── Extracted material ──
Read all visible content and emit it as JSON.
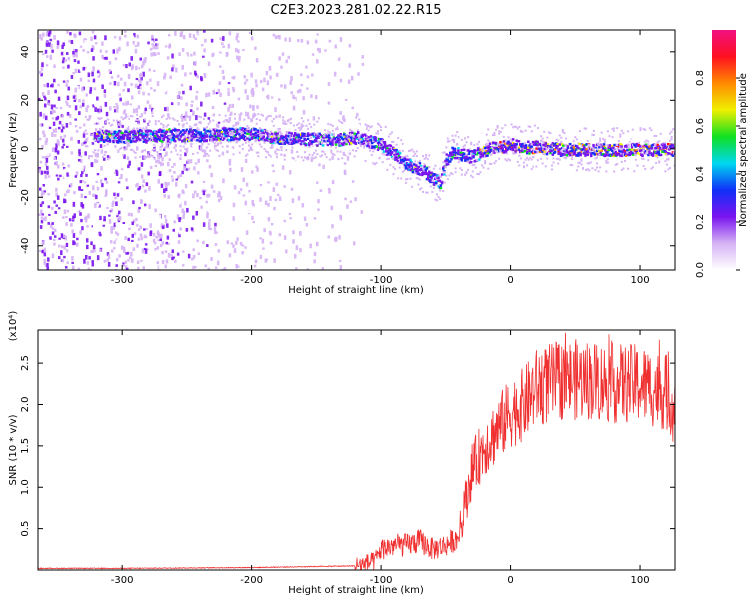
{
  "title": "C2E3.2023.281.02.22.R15",
  "chart_data": [
    {
      "type": "heatmap",
      "xlabel": "Height of straight line (km)",
      "ylabel": "Frequency (Hz)",
      "xlim": [
        -365,
        127
      ],
      "ylim": [
        -50,
        49
      ],
      "xticks": [
        -300,
        -200,
        -100,
        0,
        100
      ],
      "yticks": [
        -40,
        -20,
        0,
        20,
        40
      ],
      "colorbar": {
        "label": "Normalized spectral amplitude",
        "range": [
          0.0,
          1.0
        ],
        "ticks": [
          "0.0",
          "0.2",
          "0.4",
          "0.6",
          "0.8"
        ],
        "tick_values": [
          0.0,
          0.2,
          0.4,
          0.6,
          0.8
        ],
        "colors": [
          "#ffffff",
          "#d6b3f5",
          "#7a14f0",
          "#1030f8",
          "#00d8f0",
          "#10e020",
          "#f0f000",
          "#ff8a00",
          "#ff1020",
          "#f01080"
        ]
      },
      "ridge": {
        "x": [
          -320,
          -300,
          -280,
          -260,
          -240,
          -220,
          -200,
          -180,
          -160,
          -140,
          -120,
          -100,
          -90,
          -80,
          -70,
          -60,
          -55,
          -50,
          -45,
          -40,
          -30,
          -20,
          -10,
          0,
          10,
          20,
          40,
          60,
          80,
          100,
          127
        ],
        "y": [
          5.5,
          5.5,
          6,
          6,
          6,
          6.5,
          6.5,
          5,
          4.5,
          4,
          5,
          2,
          -2,
          -6,
          -8,
          -12,
          -14,
          -4,
          -1,
          -2,
          -3,
          0,
          1,
          2,
          1,
          1,
          0,
          0,
          0,
          0,
          0
        ]
      },
      "grid": false
    },
    {
      "type": "line",
      "xlabel": "Height of straight line (km)",
      "ylabel": "SNR (10 * v/v)",
      "y_multiplier": "(x10⁴)",
      "xlim": [
        -365,
        127
      ],
      "ylim": [
        0,
        2.9
      ],
      "xticks": [
        -300,
        -200,
        -100,
        0,
        100
      ],
      "yticks": [
        0.5,
        1.0,
        1.5,
        2.0,
        2.5
      ],
      "color": "#f03030",
      "envelope": {
        "x": [
          -365,
          -300,
          -200,
          -120,
          -105,
          -100,
          -90,
          -80,
          -70,
          -60,
          -50,
          -40,
          -35,
          -30,
          -20,
          -10,
          0,
          10,
          20,
          30,
          40,
          60,
          80,
          100,
          120,
          127
        ],
        "y": [
          0.02,
          0.02,
          0.03,
          0.05,
          0.1,
          0.25,
          0.3,
          0.3,
          0.35,
          0.25,
          0.3,
          0.4,
          0.8,
          1.2,
          1.5,
          1.7,
          1.9,
          2.0,
          2.2,
          2.25,
          2.3,
          2.3,
          2.25,
          2.25,
          2.15,
          1.95
        ]
      }
    }
  ]
}
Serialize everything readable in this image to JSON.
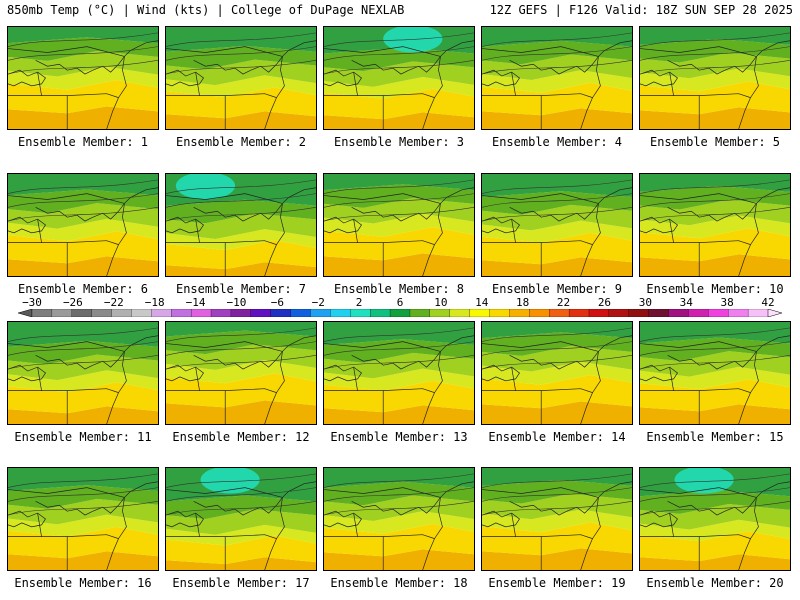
{
  "header": {
    "left": "850mb Temp (°C) | Wind (kts) | College of DuPage NEXLAB",
    "right": "12Z GEFS | F126 Valid: 18Z SUN SEP 28 2025"
  },
  "panels": [
    {
      "label": "Ensemble Member: 1"
    },
    {
      "label": "Ensemble Member: 2"
    },
    {
      "label": "Ensemble Member: 3"
    },
    {
      "label": "Ensemble Member: 4"
    },
    {
      "label": "Ensemble Member: 5"
    },
    {
      "label": "Ensemble Member: 6"
    },
    {
      "label": "Ensemble Member: 7"
    },
    {
      "label": "Ensemble Member: 8"
    },
    {
      "label": "Ensemble Member: 9"
    },
    {
      "label": "Ensemble Member: 10"
    },
    {
      "label": "Ensemble Member: 11"
    },
    {
      "label": "Ensemble Member: 12"
    },
    {
      "label": "Ensemble Member: 13"
    },
    {
      "label": "Ensemble Member: 14"
    },
    {
      "label": "Ensemble Member: 15"
    },
    {
      "label": "Ensemble Member: 16"
    },
    {
      "label": "Ensemble Member: 17"
    },
    {
      "label": "Ensemble Member: 18"
    },
    {
      "label": "Ensemble Member: 19"
    },
    {
      "label": "Ensemble Member: 20"
    }
  ],
  "colorbar": {
    "tick_labels": [
      "-30",
      "-26",
      "-22",
      "-18",
      "-14",
      "-10",
      "-6",
      "-2",
      "2",
      "6",
      "10",
      "14",
      "18",
      "22",
      "26",
      "30",
      "34",
      "38",
      "42"
    ],
    "colors": [
      "#7e7e7e",
      "#9a9a9a",
      "#6c6c6c",
      "#8a8a8a",
      "#b0b0b0",
      "#c8c8c8",
      "#d6a6e6",
      "#c070e0",
      "#e060e0",
      "#a040c0",
      "#8020a0",
      "#6010c0",
      "#2030c0",
      "#1060e0",
      "#20a0f0",
      "#20d0f0",
      "#20e0c0",
      "#10c080",
      "#10a040",
      "#60b020",
      "#a0d020",
      "#d8e820",
      "#f8f800",
      "#f8d800",
      "#f8b000",
      "#f89000",
      "#f06010",
      "#e03010",
      "#d01010",
      "#b01010",
      "#901010",
      "#701030",
      "#a01080",
      "#d020b0",
      "#f040e0",
      "#f080f0",
      "#f8c0f8"
    ],
    "min": -30,
    "max": 42
  }
}
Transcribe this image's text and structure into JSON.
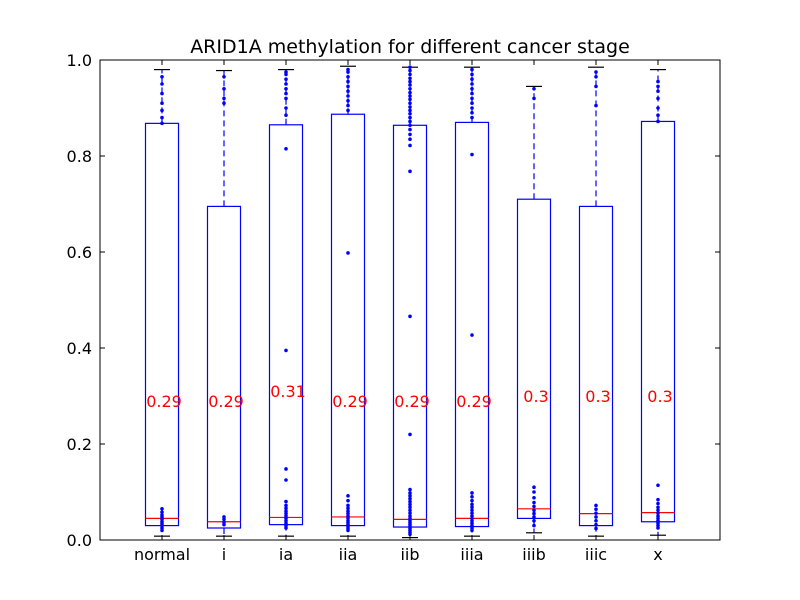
───
Exercise directions
Select the lines from the entries that include the word "this".

Exercise answer
Serialize everything readable in this image to JSON.
Transcribe this image's text and structure into JSON.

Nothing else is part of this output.